> [Set problem]: Select each line where the word "instaurou" appears.

□ □ □ □ □ □ □

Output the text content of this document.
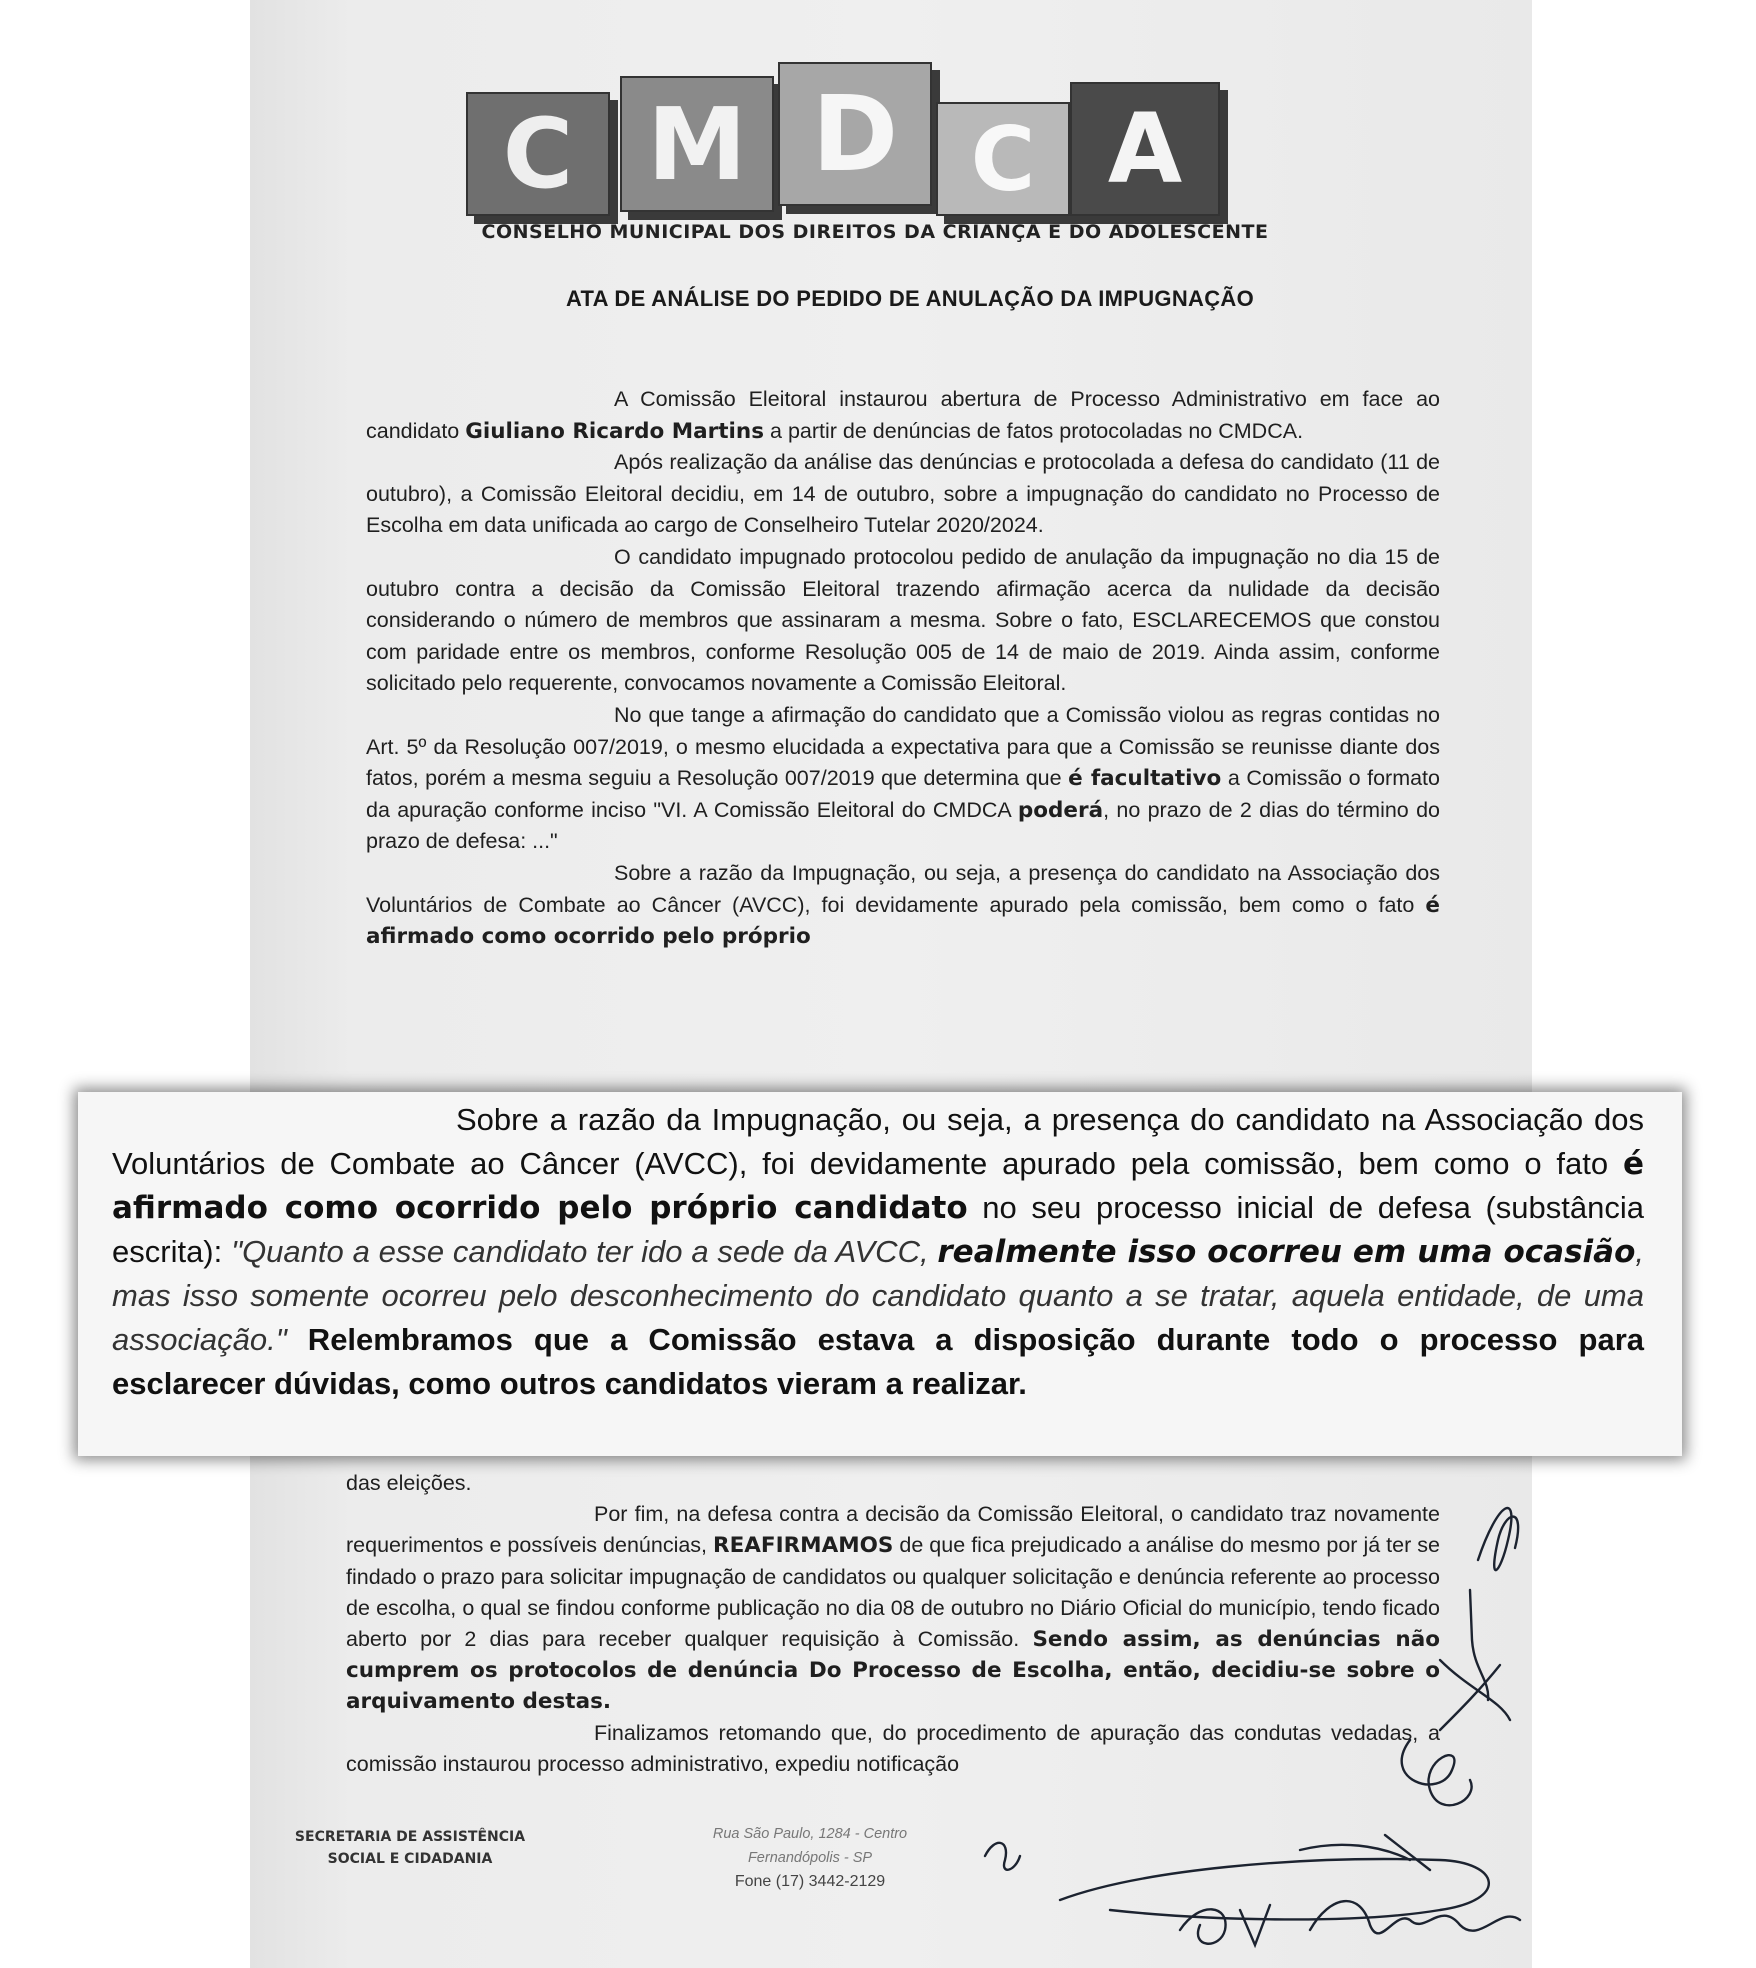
C M D C A
CONSELHO MUNICIPAL DOS DIREITOS DA CRIANÇA E DO ADOLESCENTE
ATA DE ANÁLISE DO PEDIDO DE ANULAÇÃO DA IMPUGNAÇÃO

A Comissão Eleitoral instaurou abertura de Processo Administrativo em face ao candidato Giuliano Ricardo Martins a partir de denúncias de fatos protocoladas no CMDCA.

Após realização da análise das denúncias e protocolada a defesa do candidato (11 de outubro), a Comissão Eleitoral decidiu, em 14 de outubro, sobre a impugnação do candidato no Processo de Escolha em data unificada ao cargo de Conselheiro Tutelar 2020/2024.

O candidato impugnado protocolou pedido de anulação da impugnação no dia 15 de outubro contra a decisão da Comissão Eleitoral trazendo afirmação acerca da nulidade da decisão considerando o número de membros que assinaram a mesma. Sobre o fato, ESCLARECEMOS que constou com paridade entre os membros, conforme Resolução 005 de 14 de maio de 2019. Ainda assim, conforme solicitado pelo requerente, convocamos novamente a Comissão Eleitoral.

No que tange a afirmação do candidato que a Comissão violou as regras contidas no Art. 5º da Resolução 007/2019, o mesmo elucidada a expectativa para que a Comissão se reunisse diante dos fatos, porém a mesma seguiu a Resolução 007/2019 que determina que é facultativo a Comissão o formato da apuração conforme inciso "VI. A Comissão Eleitoral do CMDCA poderá, no prazo de 2 dias do término do prazo de defesa: ..."

Sobre a razão da Impugnação, ou seja, a presença do candidato na Associação dos Voluntários de Combate ao Câncer (AVCC), foi devidamente apurado pela comissão, bem como o fato é afirmado como ocorrido pelo próprio

das eleições.

Por fim, na defesa contra a decisão da Comissão Eleitoral, o candidato traz novamente requerimentos e possíveis denúncias, REAFIRMAMOS de que fica prejudicado a análise do mesmo por já ter se findado o prazo para solicitar impugnação de candidatos ou qualquer solicitação e denúncia referente ao processo de escolha, o qual se findou conforme publicação no dia 08 de outubro no Diário Oficial do município, tendo ficado aberto por 2 dias para receber qualquer requisição à Comissão. Sendo assim, as denúncias não cumprem os protocolos de denúncia Do Processo de Escolha, então, decidiu-se sobre o arquivamento destas.

Finalizamos retomando que, do procedimento de apuração das condutas vedadas, a comissão instaurou processo administrativo, expediu notificação

Sobre a razão da Impugnação, ou seja, a presença do candidato na Associação dos Voluntários de Combate ao Câncer (AVCC), foi devidamente apurado pela comissão, bem como o fato é afirmado como ocorrido pelo próprio candidato no seu processo inicial de defesa (substância escrita): "Quanto a esse candidato ter ido a sede da AVCC, realmente isso ocorreu em uma ocasião, mas isso somente ocorreu pelo desconhecimento do candidato quanto a se tratar, aquela entidade, de uma associação." Relembramos que a Comissão estava a disposição durante todo o processo para esclarecer dúvidas, como outros candidatos vieram a realizar.

SECRETARIA DE ASSISTÊNCIA
SOCIAL E CIDADANIA
Rua São Paulo, 1284 - Centro
Fernandópolis - SP
Fone (17) 3442-2129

□ □ □ □ □ □ □

> [Full output]:
A Comissão Eleitoral instaurou abertura de Processo Administrativo em face ao candidato Giuliano Ricardo Martins a partir de denúncias de fatos protocoladas no CMDCA.
Finalizamos retomando que, do procedimento de apuração das condutas vedadas, a comissão instaurou processo administrativo, expediu notificação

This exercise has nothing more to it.